What you should do => Please write out the material that follows, exactly as it stands.

Record extracts =>
-- Begin --
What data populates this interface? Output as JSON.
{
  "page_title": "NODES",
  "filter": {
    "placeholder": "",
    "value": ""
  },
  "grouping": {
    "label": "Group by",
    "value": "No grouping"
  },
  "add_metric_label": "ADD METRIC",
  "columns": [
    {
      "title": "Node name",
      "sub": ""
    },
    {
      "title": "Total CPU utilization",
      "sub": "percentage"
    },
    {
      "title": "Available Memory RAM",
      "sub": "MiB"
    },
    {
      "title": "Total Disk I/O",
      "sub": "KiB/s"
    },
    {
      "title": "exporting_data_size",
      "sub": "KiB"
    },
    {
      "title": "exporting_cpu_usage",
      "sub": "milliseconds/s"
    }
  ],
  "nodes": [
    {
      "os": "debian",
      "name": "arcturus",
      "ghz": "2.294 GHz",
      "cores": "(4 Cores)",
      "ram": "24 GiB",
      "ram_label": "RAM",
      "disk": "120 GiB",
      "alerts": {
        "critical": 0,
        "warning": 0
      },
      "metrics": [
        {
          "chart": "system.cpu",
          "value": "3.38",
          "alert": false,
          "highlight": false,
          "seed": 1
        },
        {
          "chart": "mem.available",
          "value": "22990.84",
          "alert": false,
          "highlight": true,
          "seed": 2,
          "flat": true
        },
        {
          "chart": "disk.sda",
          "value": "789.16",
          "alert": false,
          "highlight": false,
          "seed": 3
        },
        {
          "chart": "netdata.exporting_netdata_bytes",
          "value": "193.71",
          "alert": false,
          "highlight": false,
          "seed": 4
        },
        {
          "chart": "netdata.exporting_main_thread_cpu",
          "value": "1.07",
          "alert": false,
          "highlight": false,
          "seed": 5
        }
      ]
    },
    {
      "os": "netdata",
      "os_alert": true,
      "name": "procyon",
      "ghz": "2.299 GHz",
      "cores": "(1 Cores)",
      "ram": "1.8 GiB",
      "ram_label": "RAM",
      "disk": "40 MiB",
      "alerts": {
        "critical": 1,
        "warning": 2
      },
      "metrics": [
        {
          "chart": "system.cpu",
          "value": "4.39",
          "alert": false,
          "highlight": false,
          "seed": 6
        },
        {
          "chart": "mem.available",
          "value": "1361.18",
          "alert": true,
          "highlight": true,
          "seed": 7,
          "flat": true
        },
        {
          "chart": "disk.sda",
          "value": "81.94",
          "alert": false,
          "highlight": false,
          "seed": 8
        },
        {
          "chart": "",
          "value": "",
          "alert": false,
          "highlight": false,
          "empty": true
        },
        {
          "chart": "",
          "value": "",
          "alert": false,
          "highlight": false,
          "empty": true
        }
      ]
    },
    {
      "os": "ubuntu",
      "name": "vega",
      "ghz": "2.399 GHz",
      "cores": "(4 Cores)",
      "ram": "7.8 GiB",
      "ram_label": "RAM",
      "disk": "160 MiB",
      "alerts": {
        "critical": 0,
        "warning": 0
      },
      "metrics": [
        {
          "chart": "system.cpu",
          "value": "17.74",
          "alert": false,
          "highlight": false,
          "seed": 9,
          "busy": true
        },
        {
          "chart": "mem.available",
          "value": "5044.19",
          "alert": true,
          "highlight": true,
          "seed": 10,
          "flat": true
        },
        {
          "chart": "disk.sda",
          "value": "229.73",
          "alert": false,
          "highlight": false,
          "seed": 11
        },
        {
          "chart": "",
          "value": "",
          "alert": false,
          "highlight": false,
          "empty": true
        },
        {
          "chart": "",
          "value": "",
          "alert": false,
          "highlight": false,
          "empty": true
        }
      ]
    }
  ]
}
-- End --
Answer to the task =>
What data populates this interface? Output as JSON.
{
  "page_title": "NODES",
  "filter": {
    "placeholder": "",
    "value": ""
  },
  "grouping": {
    "label": "Group by",
    "value": "No grouping"
  },
  "add_metric_label": "ADD METRIC",
  "columns": [
    {
      "title": "Node name",
      "sub": ""
    },
    {
      "title": "Total CPU utilization",
      "sub": "percentage"
    },
    {
      "title": "Available Memory RAM",
      "sub": "MiB"
    },
    {
      "title": "Total Disk I/O",
      "sub": "KiB/s"
    },
    {
      "title": "exporting_data_size",
      "sub": "KiB"
    },
    {
      "title": "exporting_cpu_usage",
      "sub": "milliseconds/s"
    }
  ],
  "nodes": [
    {
      "os": "debian",
      "name": "arcturus",
      "ghz": "2.294 GHz",
      "cores": "(4 Cores)",
      "ram": "24 GiB",
      "ram_label": "RAM",
      "disk": "120 GiB",
      "alerts": {
        "critical": 0,
        "warning": 0
      },
      "metrics": [
        {
          "chart": "system.cpu",
          "value": "3.38",
          "alert": false,
          "highlight": false,
          "seed": 1
        },
        {
          "chart": "mem.available",
          "value": "22990.84",
          "alert": false,
          "highlight": true,
          "seed": 2,
          "flat": true
        },
        {
          "chart": "disk.sda",
          "value": "789.16",
          "alert": false,
          "highlight": false,
          "seed": 3
        },
        {
          "chart": "netdata.exporting_netdata_bytes",
          "value": "193.71",
          "alert": false,
          "highlight": false,
          "seed": 4
        },
        {
          "chart": "netdata.exporting_main_thread_cpu",
          "value": "1.07",
          "alert": false,
          "highlight": false,
          "seed": 5
        }
      ]
    },
    {
      "os": "netdata",
      "os_alert": true,
      "name": "procyon",
      "ghz": "2.299 GHz",
      "cores": "(1 Cores)",
      "ram": "1.8 GiB",
      "ram_label": "RAM",
      "disk": "40 MiB",
      "alerts": {
        "critical": 1,
        "warning": 2
      },
      "metrics": [
        {
          "chart": "system.cpu",
          "value": "4.39",
          "alert": false,
          "highlight": false,
          "seed": 6
        },
        {
          "chart": "mem.available",
          "value": "1361.18",
          "alert": true,
          "highlight": true,
          "seed": 7,
          "flat": true
        },
        {
          "chart": "disk.sda",
          "value": "81.94",
          "alert": false,
          "highlight": false,
          "seed": 8
        },
        {
          "chart": "",
          "value": "",
          "alert": false,
          "highlight": false,
          "empty": true
        },
        {
          "chart": "",
          "value": "",
          "alert": false,
          "highlight": false,
          "empty": true
        }
      ]
    },
    {
      "os": "ubuntu",
      "name": "vega",
      "ghz": "2.399 GHz",
      "cores": "(4 Cores)",
      "ram": "7.8 GiB",
      "ram_label": "RAM",
      "disk": "160 MiB",
      "alerts": {
        "critical": 0,
        "warning": 0
      },
      "metrics": [
        {
          "chart": "system.cpu",
          "value": "17.74",
          "alert": false,
          "highlight": false,
          "seed": 9,
          "busy": true
        },
        {
          "chart": "mem.available",
          "value": "5044.19",
          "alert": true,
          "highlight": true,
          "seed": 10,
          "flat": true
        },
        {
          "chart": "disk.sda",
          "value": "229.73",
          "alert": false,
          "highlight": false,
          "seed": 11
        },
        {
          "chart": "",
          "value": "",
          "alert": false,
          "highlight": false,
          "empty": true
        },
        {
          "chart": "",
          "value": "",
          "alert": false,
          "highlight": false,
          "empty": true
        }
      ]
    }
  ]
}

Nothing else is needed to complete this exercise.